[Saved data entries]

################

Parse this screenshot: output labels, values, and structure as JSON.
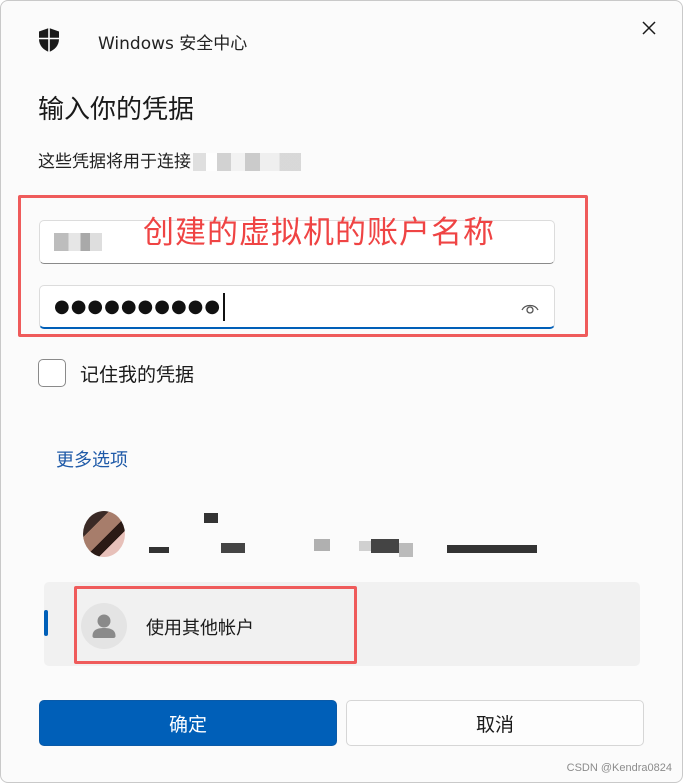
{
  "window": {
    "title": "Windows 安全中心",
    "close_label": "✕"
  },
  "header": {
    "heading": "输入你的凭据",
    "subtext": "这些凭据将用于连接"
  },
  "form": {
    "username_value": "",
    "password_dots": "●●●●●●●●●●",
    "annotation": "创建的虚拟机的账户名称"
  },
  "remember": {
    "label": "记住我的凭据",
    "checked": false
  },
  "more_options": "更多选项",
  "accounts": [
    {
      "label": "",
      "selected": false
    },
    {
      "label": "使用其他帐户",
      "selected": true
    }
  ],
  "buttons": {
    "ok": "确定",
    "cancel": "取消"
  },
  "watermark": "CSDN @Kendra0824",
  "colors": {
    "accent": "#005fb8",
    "annotation_red": "#ef4444",
    "link": "#1f5aa8"
  },
  "icons": {
    "title": "shield-icon",
    "close": "close-icon",
    "reveal": "eye-icon",
    "avatar": "person-icon"
  }
}
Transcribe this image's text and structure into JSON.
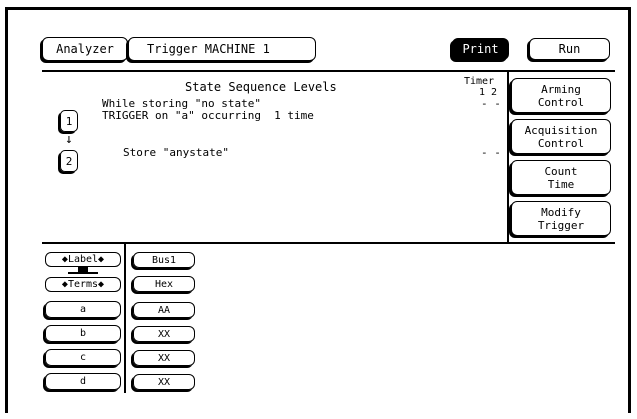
{
  "header": {
    "analyzer_label": "Analyzer",
    "trigger_label": "Trigger  MACHINE 1",
    "print_label": "Print",
    "run_label": "Run"
  },
  "sequence": {
    "title": "State Sequence Levels",
    "timer_label": "Timer",
    "timer_numbers": "1 2",
    "levels": [
      {
        "number": "1",
        "line1": "While storing \"no state\"",
        "line2": "TRIGGER on \"a\" occurring  1 time",
        "timer_value": "- -"
      },
      {
        "number": "2",
        "line1": "Store \"anystate\"",
        "timer_value": "- -"
      }
    ],
    "arrow": "↓"
  },
  "side_menu": {
    "arming_line1": "Arming",
    "arming_line2": "Control",
    "acquisition_line1": "Acquisition",
    "acquisition_line2": "Control",
    "count_line1": "Count",
    "count_line2": "Time",
    "modify_line1": "Modify",
    "modify_line2": "Trigger"
  },
  "terms": {
    "label_button": "◆Label◆",
    "terms_button": "◆Terms◆",
    "bus_label": "Bus1",
    "base_label": "Hex",
    "rows": [
      {
        "name": "a",
        "value": "AA"
      },
      {
        "name": "b",
        "value": "XX"
      },
      {
        "name": "c",
        "value": "XX"
      },
      {
        "name": "d",
        "value": "XX"
      }
    ]
  }
}
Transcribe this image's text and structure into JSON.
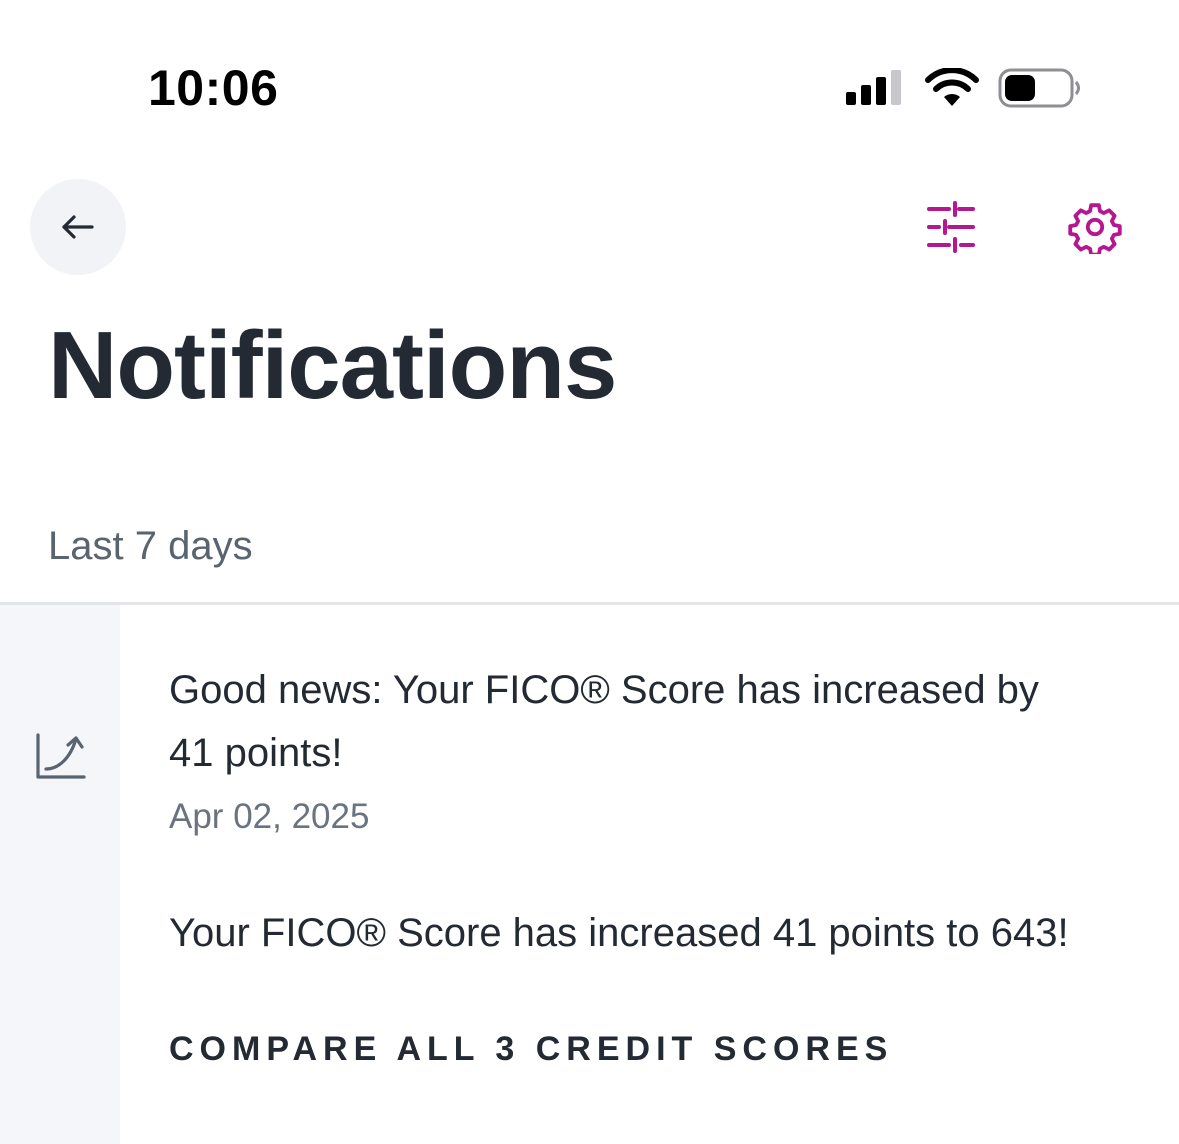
{
  "status_bar": {
    "time": "10:06",
    "icons": [
      "cellular-signal-icon",
      "wifi-icon",
      "battery-icon"
    ]
  },
  "header": {
    "back_icon": "arrow-left-icon",
    "filter_icon": "sliders-icon",
    "settings_icon": "gear-icon",
    "title": "Notifications"
  },
  "colors": {
    "accent": "#b5178f",
    "title_text": "#242a33",
    "muted_text": "#6b7380",
    "rail_background": "#f5f6f9",
    "back_button_background": "#f2f3f6"
  },
  "sections": [
    {
      "header": "Last 7 days",
      "items": [
        {
          "icon": "trending-up-chart-icon",
          "title": "Good news: Your FICO® Score has increased by 41 points!",
          "date": "Apr 02, 2025",
          "body": "Your FICO® Score has increased 41 points to 643!",
          "action_label": "COMPARE ALL 3 CREDIT SCORES"
        }
      ]
    }
  ]
}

################

All lines of the data above that include the word "increased" must be shown.

          "title": "Good news: Your FICO® Score has increased by 41 points!",
          "body": "Your FICO® Score has increased 41 points to 643!",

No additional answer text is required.